··· Data extract
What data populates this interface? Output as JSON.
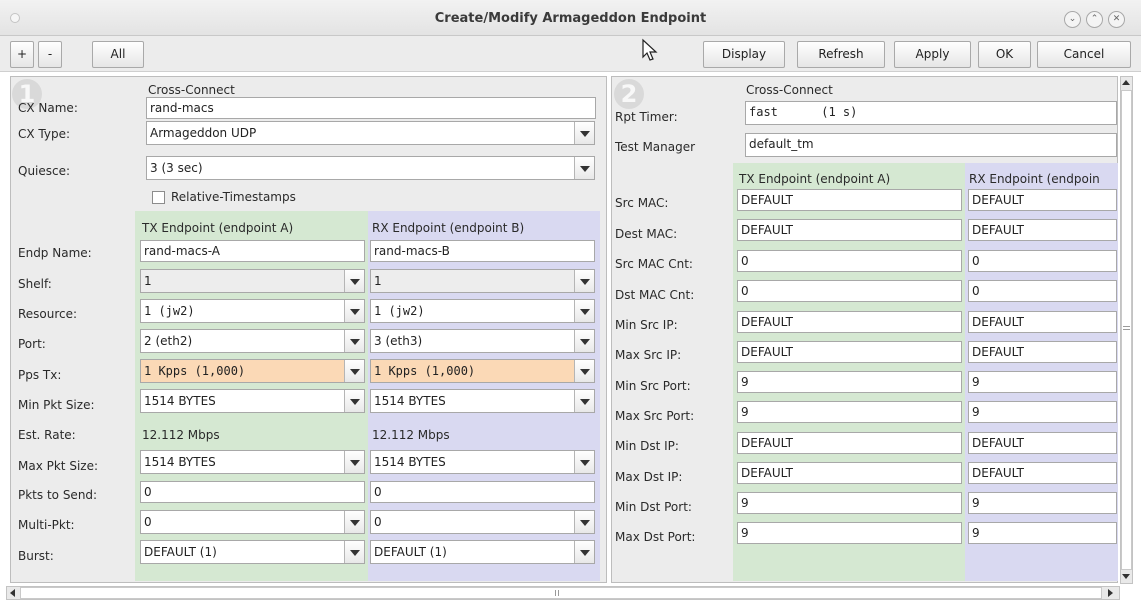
{
  "window": {
    "title": "Create/Modify Armageddon Endpoint",
    "controls": [
      "minimize-icon",
      "maximize-icon",
      "close-icon"
    ]
  },
  "toolbar": {
    "plus": "+",
    "minus": "-",
    "all": "All",
    "display": "Display",
    "refresh": "Refresh",
    "apply": "Apply",
    "ok": "OK",
    "cancel": "Cancel"
  },
  "left": {
    "badge": "1",
    "section_header": "Cross-Connect",
    "cx_name_label": "CX Name:",
    "cx_name": "rand-macs",
    "cx_type_label": "CX Type:",
    "cx_type": "Armageddon UDP",
    "quiesce_label": "Quiesce:",
    "quiesce": "3 (3 sec)",
    "relative_ts": "Relative-Timestamps",
    "tx_header": "TX Endpoint (endpoint A)",
    "rx_header": "RX Endpoint (endpoint B)",
    "labels": {
      "endp_name": "Endp Name:",
      "shelf": "Shelf:",
      "resource": "Resource:",
      "port": "Port:",
      "pps_tx": "Pps Tx:",
      "min_pkt": "Min Pkt Size:",
      "est_rate": "Est. Rate:",
      "max_pkt": "Max Pkt Size:",
      "pkts_send": "Pkts to Send:",
      "multi_pkt": "Multi-Pkt:",
      "burst": "Burst:"
    },
    "tx": {
      "endp_name": "rand-macs-A",
      "shelf": "1",
      "resource": "1 (jw2)",
      "port": "2 (eth2)",
      "pps_tx": "1 Kpps (1,000)",
      "min_pkt": "1514 BYTES",
      "est_rate": "12.112 Mbps",
      "max_pkt": "1514 BYTES",
      "pkts_send": "0",
      "multi_pkt": "0",
      "burst": "DEFAULT (1)"
    },
    "rx": {
      "endp_name": "rand-macs-B",
      "shelf": "1",
      "resource": "1 (jw2)",
      "port": "3 (eth3)",
      "pps_tx": "1 Kpps (1,000)",
      "min_pkt": "1514 BYTES",
      "est_rate": "12.112 Mbps",
      "max_pkt": "1514 BYTES",
      "pkts_send": "0",
      "multi_pkt": "0",
      "burst": "DEFAULT (1)"
    }
  },
  "right": {
    "badge": "2",
    "section_header": "Cross-Connect",
    "rpt_timer_label": "Rpt Timer:",
    "rpt_timer": "fast      (1 s)",
    "test_manager_label": "Test Manager",
    "test_manager": "default_tm",
    "tx_header": "TX Endpoint (endpoint A)",
    "rx_header": "RX Endpoint (endpoin",
    "labels": {
      "src_mac": "Src MAC:",
      "dest_mac": "Dest MAC:",
      "src_mac_cnt": "Src MAC Cnt:",
      "dst_mac_cnt": "Dst MAC Cnt:",
      "min_src_ip": "Min Src IP:",
      "max_src_ip": "Max Src IP:",
      "min_src_port": "Min Src Port:",
      "max_src_port": "Max Src Port:",
      "min_dst_ip": "Min Dst IP:",
      "max_dst_ip": "Max Dst IP:",
      "min_dst_port": "Min Dst Port:",
      "max_dst_port": "Max Dst Port:"
    },
    "tx": {
      "src_mac": "DEFAULT",
      "dest_mac": "DEFAULT",
      "src_mac_cnt": "0",
      "dst_mac_cnt": "0",
      "min_src_ip": "DEFAULT",
      "max_src_ip": "DEFAULT",
      "min_src_port": "9",
      "max_src_port": "9",
      "min_dst_ip": "DEFAULT",
      "max_dst_ip": "DEFAULT",
      "min_dst_port": "9",
      "max_dst_port": "9"
    },
    "rx": {
      "src_mac": "DEFAULT",
      "dest_mac": "DEFAULT",
      "src_mac_cnt": "0",
      "dst_mac_cnt": "0",
      "min_src_ip": "DEFAULT",
      "max_src_ip": "DEFAULT",
      "min_src_port": "9",
      "max_src_port": "9",
      "min_dst_ip": "DEFAULT",
      "max_dst_ip": "DEFAULT",
      "min_dst_port": "9",
      "max_dst_port": "9"
    }
  },
  "colors": {
    "tx_column": "#d5e8d2",
    "rx_column": "#d9d9f1",
    "pps_highlight": "#fbd9b6"
  }
}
······
Task: Excluding the pictures, reproduce every entry exactly as given.

Answer for this exercise:
What data populates this interface? Output as JSON.
{
  "window": {
    "title": "Create/Modify Armageddon Endpoint",
    "controls": [
      "minimize-icon",
      "maximize-icon",
      "close-icon"
    ]
  },
  "toolbar": {
    "plus": "+",
    "minus": "-",
    "all": "All",
    "display": "Display",
    "refresh": "Refresh",
    "apply": "Apply",
    "ok": "OK",
    "cancel": "Cancel"
  },
  "left": {
    "badge": "1",
    "section_header": "Cross-Connect",
    "cx_name_label": "CX Name:",
    "cx_name": "rand-macs",
    "cx_type_label": "CX Type:",
    "cx_type": "Armageddon UDP",
    "quiesce_label": "Quiesce:",
    "quiesce": "3 (3 sec)",
    "relative_ts": "Relative-Timestamps",
    "tx_header": "TX Endpoint (endpoint A)",
    "rx_header": "RX Endpoint (endpoint B)",
    "labels": {
      "endp_name": "Endp Name:",
      "shelf": "Shelf:",
      "resource": "Resource:",
      "port": "Port:",
      "pps_tx": "Pps Tx:",
      "min_pkt": "Min Pkt Size:",
      "est_rate": "Est. Rate:",
      "max_pkt": "Max Pkt Size:",
      "pkts_send": "Pkts to Send:",
      "multi_pkt": "Multi-Pkt:",
      "burst": "Burst:"
    },
    "tx": {
      "endp_name": "rand-macs-A",
      "shelf": "1",
      "resource": "1 (jw2)",
      "port": "2 (eth2)",
      "pps_tx": "1 Kpps (1,000)",
      "min_pkt": "1514 BYTES",
      "est_rate": "12.112 Mbps",
      "max_pkt": "1514 BYTES",
      "pkts_send": "0",
      "multi_pkt": "0",
      "burst": "DEFAULT (1)"
    },
    "rx": {
      "endp_name": "rand-macs-B",
      "shelf": "1",
      "resource": "1 (jw2)",
      "port": "3 (eth3)",
      "pps_tx": "1 Kpps (1,000)",
      "min_pkt": "1514 BYTES",
      "est_rate": "12.112 Mbps",
      "max_pkt": "1514 BYTES",
      "pkts_send": "0",
      "multi_pkt": "0",
      "burst": "DEFAULT (1)"
    }
  },
  "right": {
    "badge": "2",
    "section_header": "Cross-Connect",
    "rpt_timer_label": "Rpt Timer:",
    "rpt_timer": "fast      (1 s)",
    "test_manager_label": "Test Manager",
    "test_manager": "default_tm",
    "tx_header": "TX Endpoint (endpoint A)",
    "rx_header": "RX Endpoint (endpoin",
    "labels": {
      "src_mac": "Src MAC:",
      "dest_mac": "Dest MAC:",
      "src_mac_cnt": "Src MAC Cnt:",
      "dst_mac_cnt": "Dst MAC Cnt:",
      "min_src_ip": "Min Src IP:",
      "max_src_ip": "Max Src IP:",
      "min_src_port": "Min Src Port:",
      "max_src_port": "Max Src Port:",
      "min_dst_ip": "Min Dst IP:",
      "max_dst_ip": "Max Dst IP:",
      "min_dst_port": "Min Dst Port:",
      "max_dst_port": "Max Dst Port:"
    },
    "tx": {
      "src_mac": "DEFAULT",
      "dest_mac": "DEFAULT",
      "src_mac_cnt": "0",
      "dst_mac_cnt": "0",
      "min_src_ip": "DEFAULT",
      "max_src_ip": "DEFAULT",
      "min_src_port": "9",
      "max_src_port": "9",
      "min_dst_ip": "DEFAULT",
      "max_dst_ip": "DEFAULT",
      "min_dst_port": "9",
      "max_dst_port": "9"
    },
    "rx": {
      "src_mac": "DEFAULT",
      "dest_mac": "DEFAULT",
      "src_mac_cnt": "0",
      "dst_mac_cnt": "0",
      "min_src_ip": "DEFAULT",
      "max_src_ip": "DEFAULT",
      "min_src_port": "9",
      "max_src_port": "9",
      "min_dst_ip": "DEFAULT",
      "max_dst_ip": "DEFAULT",
      "min_dst_port": "9",
      "max_dst_port": "9"
    }
  },
  "colors": {
    "tx_column": "#d5e8d2",
    "rx_column": "#d9d9f1",
    "pps_highlight": "#fbd9b6"
  }
}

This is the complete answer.